Data supplied =>
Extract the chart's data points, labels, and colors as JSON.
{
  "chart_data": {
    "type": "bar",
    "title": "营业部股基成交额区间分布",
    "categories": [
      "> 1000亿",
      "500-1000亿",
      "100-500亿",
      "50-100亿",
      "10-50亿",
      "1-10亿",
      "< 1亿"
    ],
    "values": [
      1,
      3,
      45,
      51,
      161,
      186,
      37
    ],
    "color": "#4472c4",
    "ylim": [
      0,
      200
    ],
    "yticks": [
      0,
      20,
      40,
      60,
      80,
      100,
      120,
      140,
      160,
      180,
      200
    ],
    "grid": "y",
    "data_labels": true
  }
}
...
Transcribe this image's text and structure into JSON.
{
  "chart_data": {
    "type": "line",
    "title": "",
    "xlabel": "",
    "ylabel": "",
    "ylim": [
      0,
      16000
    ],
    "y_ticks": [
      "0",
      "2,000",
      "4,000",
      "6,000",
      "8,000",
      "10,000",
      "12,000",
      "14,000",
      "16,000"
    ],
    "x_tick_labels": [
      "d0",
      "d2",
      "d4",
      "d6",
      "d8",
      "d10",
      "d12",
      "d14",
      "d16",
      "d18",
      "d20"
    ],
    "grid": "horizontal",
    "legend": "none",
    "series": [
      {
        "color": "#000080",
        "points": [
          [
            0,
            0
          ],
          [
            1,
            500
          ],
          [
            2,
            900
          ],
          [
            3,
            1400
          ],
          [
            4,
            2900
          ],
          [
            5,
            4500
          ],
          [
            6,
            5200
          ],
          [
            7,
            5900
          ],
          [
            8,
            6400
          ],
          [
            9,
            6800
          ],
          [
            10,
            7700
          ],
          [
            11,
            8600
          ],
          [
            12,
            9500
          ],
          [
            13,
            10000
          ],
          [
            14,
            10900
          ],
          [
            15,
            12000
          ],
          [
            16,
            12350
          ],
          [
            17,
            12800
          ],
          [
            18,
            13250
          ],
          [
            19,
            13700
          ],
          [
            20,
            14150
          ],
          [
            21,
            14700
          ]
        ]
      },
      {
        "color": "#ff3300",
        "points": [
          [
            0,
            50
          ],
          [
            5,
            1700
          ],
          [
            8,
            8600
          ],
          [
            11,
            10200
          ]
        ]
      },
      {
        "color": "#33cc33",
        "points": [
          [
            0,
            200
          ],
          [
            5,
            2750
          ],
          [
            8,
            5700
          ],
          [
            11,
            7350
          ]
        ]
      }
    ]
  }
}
--
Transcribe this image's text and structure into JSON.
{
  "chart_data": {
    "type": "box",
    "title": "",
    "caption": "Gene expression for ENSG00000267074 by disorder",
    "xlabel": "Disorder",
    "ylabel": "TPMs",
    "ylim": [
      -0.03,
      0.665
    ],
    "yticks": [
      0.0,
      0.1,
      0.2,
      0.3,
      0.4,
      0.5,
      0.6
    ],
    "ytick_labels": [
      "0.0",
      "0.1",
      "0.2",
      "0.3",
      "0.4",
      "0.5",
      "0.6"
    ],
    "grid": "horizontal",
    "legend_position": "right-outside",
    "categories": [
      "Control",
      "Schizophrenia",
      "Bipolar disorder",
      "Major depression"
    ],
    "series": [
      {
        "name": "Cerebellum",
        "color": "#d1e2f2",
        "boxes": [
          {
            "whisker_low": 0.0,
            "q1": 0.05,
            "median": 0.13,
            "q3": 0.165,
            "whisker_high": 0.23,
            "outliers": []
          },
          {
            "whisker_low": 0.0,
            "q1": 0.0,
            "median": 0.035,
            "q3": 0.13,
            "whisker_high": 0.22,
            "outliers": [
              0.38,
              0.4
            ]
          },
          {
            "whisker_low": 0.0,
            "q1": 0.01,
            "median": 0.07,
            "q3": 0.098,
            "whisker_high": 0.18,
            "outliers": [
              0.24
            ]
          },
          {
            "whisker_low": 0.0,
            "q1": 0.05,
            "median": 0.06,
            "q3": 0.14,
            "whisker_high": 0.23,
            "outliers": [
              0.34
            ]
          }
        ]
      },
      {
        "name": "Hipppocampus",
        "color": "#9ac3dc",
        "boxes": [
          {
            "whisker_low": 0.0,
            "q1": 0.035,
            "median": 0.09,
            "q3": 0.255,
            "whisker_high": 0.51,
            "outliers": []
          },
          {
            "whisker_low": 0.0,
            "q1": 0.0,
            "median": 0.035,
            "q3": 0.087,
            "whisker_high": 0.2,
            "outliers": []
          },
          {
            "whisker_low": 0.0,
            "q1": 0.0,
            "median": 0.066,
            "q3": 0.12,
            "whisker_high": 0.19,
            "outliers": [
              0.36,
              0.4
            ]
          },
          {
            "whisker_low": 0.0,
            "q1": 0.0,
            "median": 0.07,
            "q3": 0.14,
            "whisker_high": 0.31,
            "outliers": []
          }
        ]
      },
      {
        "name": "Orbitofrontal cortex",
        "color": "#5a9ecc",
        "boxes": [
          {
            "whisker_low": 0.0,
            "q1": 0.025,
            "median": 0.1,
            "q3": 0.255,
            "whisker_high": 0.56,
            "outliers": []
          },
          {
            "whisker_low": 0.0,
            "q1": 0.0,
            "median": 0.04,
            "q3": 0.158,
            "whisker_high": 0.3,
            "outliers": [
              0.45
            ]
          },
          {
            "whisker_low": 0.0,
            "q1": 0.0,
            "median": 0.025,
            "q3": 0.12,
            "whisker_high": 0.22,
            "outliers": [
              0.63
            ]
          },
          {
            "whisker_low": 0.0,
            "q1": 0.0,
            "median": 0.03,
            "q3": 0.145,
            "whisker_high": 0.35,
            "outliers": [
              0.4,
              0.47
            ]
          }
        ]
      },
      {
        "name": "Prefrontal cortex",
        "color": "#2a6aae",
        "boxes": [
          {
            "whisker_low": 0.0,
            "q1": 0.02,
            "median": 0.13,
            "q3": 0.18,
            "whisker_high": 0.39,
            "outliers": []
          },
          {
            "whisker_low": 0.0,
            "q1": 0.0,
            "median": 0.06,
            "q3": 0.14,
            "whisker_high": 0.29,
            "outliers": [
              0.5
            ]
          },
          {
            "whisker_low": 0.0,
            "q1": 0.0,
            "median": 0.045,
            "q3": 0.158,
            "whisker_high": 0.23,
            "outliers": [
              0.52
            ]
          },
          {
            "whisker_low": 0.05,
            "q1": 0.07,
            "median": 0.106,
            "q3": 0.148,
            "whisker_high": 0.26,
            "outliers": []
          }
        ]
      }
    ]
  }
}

Exercise details => Copy, from the material above, each line in which the string "cortex" occurs.

Task output =>
        "name": "Orbitofrontal cortex",
        "name": "Prefrontal cortex",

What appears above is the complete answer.